■ **Exercise goal**
Which lines below hold the word "постановлением"? Copy all of them.

----

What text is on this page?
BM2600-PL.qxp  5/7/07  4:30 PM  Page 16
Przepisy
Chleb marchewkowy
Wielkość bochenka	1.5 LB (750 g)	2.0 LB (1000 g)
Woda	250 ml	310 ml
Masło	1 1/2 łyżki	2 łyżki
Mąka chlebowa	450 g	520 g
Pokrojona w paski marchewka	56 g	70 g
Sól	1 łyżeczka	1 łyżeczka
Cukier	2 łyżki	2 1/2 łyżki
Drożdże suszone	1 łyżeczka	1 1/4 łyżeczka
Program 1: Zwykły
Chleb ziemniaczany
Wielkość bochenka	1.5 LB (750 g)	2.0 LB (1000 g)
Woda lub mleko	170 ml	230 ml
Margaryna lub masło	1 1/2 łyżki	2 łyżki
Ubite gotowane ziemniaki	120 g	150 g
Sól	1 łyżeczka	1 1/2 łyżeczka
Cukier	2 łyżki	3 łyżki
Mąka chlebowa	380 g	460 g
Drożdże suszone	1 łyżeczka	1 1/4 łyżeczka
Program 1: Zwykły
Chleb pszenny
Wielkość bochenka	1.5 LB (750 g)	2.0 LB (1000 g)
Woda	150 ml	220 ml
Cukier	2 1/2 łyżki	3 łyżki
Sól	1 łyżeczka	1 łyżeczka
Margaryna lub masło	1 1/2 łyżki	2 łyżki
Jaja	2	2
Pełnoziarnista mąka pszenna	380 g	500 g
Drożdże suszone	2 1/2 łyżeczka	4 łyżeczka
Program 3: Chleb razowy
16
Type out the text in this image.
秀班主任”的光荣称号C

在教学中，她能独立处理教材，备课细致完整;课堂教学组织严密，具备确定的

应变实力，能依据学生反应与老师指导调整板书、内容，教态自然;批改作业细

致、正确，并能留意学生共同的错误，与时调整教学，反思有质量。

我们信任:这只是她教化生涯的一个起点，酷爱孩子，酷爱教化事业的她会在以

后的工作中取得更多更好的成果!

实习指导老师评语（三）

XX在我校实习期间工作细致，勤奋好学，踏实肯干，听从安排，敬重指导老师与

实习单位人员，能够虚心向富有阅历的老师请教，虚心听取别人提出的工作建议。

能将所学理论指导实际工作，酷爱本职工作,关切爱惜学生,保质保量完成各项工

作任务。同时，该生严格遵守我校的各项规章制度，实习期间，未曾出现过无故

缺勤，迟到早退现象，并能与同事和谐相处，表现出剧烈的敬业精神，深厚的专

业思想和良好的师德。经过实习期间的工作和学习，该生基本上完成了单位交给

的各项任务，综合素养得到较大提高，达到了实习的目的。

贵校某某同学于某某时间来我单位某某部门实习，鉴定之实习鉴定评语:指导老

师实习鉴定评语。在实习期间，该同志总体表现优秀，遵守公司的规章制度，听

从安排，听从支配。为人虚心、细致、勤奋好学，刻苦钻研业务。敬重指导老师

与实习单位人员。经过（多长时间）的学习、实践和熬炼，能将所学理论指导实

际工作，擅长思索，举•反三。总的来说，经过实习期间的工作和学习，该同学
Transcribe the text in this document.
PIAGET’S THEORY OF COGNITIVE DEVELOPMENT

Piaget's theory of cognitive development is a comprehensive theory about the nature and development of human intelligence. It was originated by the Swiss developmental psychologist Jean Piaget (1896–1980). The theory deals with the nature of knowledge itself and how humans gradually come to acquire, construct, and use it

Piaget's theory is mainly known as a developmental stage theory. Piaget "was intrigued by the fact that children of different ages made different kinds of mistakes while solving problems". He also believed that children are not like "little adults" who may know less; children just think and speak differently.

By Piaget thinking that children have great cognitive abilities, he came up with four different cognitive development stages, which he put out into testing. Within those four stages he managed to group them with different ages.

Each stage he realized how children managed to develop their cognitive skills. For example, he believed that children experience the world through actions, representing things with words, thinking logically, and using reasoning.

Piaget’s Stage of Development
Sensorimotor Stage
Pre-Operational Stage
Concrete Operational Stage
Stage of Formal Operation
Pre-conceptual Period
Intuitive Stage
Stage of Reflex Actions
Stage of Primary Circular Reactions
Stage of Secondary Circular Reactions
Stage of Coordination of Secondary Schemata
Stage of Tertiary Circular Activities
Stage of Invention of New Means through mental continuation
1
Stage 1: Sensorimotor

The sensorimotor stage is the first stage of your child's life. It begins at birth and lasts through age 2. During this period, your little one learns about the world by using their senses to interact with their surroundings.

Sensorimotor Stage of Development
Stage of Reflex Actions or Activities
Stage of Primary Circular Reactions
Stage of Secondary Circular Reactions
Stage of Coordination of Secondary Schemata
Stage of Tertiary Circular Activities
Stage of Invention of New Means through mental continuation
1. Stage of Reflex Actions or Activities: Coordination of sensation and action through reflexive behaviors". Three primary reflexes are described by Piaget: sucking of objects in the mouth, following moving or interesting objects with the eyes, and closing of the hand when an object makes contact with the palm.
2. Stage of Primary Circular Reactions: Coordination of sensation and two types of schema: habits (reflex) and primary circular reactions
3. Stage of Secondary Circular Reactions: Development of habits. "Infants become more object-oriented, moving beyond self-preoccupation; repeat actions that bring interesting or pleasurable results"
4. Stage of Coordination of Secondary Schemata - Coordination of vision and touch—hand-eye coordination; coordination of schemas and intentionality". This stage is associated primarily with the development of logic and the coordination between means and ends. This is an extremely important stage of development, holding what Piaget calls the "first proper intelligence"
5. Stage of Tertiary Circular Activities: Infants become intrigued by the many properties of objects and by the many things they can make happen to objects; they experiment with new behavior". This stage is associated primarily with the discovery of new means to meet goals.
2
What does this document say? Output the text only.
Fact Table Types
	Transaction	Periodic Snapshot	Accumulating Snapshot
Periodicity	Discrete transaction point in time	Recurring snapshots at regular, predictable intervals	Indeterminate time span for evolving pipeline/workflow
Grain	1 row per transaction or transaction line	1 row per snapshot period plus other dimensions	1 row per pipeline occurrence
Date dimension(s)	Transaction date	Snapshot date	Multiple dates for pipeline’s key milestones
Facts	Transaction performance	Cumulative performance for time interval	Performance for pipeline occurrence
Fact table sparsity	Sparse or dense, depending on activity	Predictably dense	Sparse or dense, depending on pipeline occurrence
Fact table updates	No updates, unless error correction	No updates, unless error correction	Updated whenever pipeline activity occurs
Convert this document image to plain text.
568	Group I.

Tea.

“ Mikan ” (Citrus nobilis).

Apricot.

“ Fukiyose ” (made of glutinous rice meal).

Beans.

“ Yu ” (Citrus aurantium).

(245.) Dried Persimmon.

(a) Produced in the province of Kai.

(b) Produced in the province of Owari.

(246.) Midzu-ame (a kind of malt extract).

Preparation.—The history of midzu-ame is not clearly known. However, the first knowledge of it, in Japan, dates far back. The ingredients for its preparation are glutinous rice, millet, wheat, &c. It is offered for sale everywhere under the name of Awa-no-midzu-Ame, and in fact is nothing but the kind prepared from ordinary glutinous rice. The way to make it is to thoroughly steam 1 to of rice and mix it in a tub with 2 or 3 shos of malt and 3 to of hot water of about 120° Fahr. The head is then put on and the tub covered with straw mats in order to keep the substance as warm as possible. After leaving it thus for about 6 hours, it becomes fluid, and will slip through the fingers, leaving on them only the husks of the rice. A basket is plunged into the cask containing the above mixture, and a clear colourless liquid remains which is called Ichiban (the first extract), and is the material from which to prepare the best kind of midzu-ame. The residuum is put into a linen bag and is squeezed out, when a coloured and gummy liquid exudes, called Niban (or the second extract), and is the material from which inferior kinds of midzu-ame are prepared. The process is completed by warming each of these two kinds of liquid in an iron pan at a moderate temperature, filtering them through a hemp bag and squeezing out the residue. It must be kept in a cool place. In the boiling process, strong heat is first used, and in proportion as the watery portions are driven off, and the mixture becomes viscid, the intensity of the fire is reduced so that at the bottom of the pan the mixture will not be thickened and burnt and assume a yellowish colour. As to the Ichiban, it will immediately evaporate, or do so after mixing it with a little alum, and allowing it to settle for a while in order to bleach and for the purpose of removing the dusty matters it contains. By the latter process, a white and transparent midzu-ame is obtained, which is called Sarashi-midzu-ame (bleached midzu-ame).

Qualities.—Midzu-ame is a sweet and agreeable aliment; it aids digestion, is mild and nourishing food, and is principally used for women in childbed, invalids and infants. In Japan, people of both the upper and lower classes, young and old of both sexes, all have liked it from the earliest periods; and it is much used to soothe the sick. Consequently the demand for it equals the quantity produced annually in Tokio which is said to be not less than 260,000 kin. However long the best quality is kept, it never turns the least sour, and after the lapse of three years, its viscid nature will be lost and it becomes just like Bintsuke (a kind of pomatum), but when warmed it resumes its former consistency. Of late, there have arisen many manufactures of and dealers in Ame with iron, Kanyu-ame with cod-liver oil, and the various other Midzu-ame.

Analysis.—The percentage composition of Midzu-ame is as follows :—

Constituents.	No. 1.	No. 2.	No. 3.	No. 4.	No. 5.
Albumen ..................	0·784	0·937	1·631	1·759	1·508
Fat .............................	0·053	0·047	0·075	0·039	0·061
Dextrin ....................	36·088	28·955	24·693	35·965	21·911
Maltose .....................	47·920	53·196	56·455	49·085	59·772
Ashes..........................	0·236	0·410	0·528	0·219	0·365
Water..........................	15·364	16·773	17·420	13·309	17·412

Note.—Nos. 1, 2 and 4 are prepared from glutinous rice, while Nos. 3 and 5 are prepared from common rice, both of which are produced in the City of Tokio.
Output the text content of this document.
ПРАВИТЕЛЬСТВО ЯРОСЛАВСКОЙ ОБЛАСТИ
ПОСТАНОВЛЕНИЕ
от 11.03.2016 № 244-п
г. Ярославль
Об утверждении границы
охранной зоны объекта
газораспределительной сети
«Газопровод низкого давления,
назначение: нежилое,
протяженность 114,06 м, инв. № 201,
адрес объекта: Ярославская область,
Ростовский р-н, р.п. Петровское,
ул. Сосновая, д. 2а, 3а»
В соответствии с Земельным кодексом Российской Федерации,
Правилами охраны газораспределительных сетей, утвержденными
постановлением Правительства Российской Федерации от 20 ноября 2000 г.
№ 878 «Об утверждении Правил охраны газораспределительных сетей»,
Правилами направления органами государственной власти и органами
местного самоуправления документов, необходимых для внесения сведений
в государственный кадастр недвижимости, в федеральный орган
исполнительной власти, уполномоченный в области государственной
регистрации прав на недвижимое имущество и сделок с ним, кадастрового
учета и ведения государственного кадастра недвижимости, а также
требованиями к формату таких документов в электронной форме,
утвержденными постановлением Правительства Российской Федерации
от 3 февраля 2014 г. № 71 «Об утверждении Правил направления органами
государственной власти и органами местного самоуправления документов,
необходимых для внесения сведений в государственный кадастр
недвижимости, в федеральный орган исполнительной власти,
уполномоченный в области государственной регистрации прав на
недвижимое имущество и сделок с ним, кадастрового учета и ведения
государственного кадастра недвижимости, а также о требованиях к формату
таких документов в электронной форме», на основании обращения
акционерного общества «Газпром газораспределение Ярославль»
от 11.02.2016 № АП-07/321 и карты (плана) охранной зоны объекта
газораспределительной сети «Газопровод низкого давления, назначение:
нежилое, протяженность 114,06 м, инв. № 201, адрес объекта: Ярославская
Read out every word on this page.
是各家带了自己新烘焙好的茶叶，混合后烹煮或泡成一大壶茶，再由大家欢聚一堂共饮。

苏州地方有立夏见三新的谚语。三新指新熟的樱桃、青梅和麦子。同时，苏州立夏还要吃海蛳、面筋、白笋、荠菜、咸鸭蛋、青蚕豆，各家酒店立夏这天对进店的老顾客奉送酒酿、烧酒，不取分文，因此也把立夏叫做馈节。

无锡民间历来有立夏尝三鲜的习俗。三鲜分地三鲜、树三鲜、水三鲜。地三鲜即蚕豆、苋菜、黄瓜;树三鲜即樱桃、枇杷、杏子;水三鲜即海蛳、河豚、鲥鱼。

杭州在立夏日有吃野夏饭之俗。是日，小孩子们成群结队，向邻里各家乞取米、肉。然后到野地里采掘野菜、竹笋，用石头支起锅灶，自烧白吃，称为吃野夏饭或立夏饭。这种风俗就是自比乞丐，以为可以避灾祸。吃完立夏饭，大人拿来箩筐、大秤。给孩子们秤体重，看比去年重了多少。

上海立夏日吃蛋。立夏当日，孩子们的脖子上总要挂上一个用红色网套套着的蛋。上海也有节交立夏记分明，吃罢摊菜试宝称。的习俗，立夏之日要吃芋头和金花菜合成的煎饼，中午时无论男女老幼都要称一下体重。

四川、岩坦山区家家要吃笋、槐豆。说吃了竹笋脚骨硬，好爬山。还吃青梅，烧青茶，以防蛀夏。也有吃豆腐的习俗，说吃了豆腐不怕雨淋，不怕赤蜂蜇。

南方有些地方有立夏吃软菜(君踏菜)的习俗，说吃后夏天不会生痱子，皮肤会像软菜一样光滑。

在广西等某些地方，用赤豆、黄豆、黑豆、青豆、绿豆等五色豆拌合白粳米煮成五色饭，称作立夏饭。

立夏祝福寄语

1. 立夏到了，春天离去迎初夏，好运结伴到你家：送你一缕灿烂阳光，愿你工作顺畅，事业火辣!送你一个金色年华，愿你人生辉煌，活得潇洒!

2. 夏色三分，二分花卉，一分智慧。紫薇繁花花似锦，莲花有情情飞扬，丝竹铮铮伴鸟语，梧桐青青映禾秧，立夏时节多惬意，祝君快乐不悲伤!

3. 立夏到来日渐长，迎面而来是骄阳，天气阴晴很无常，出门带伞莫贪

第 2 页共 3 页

----

■ **Solution for this exercise**
постановлением Правительства Российской Федерации от 20 ноября 2000 г.
утвержденными постановлением Правительства Российской Федерации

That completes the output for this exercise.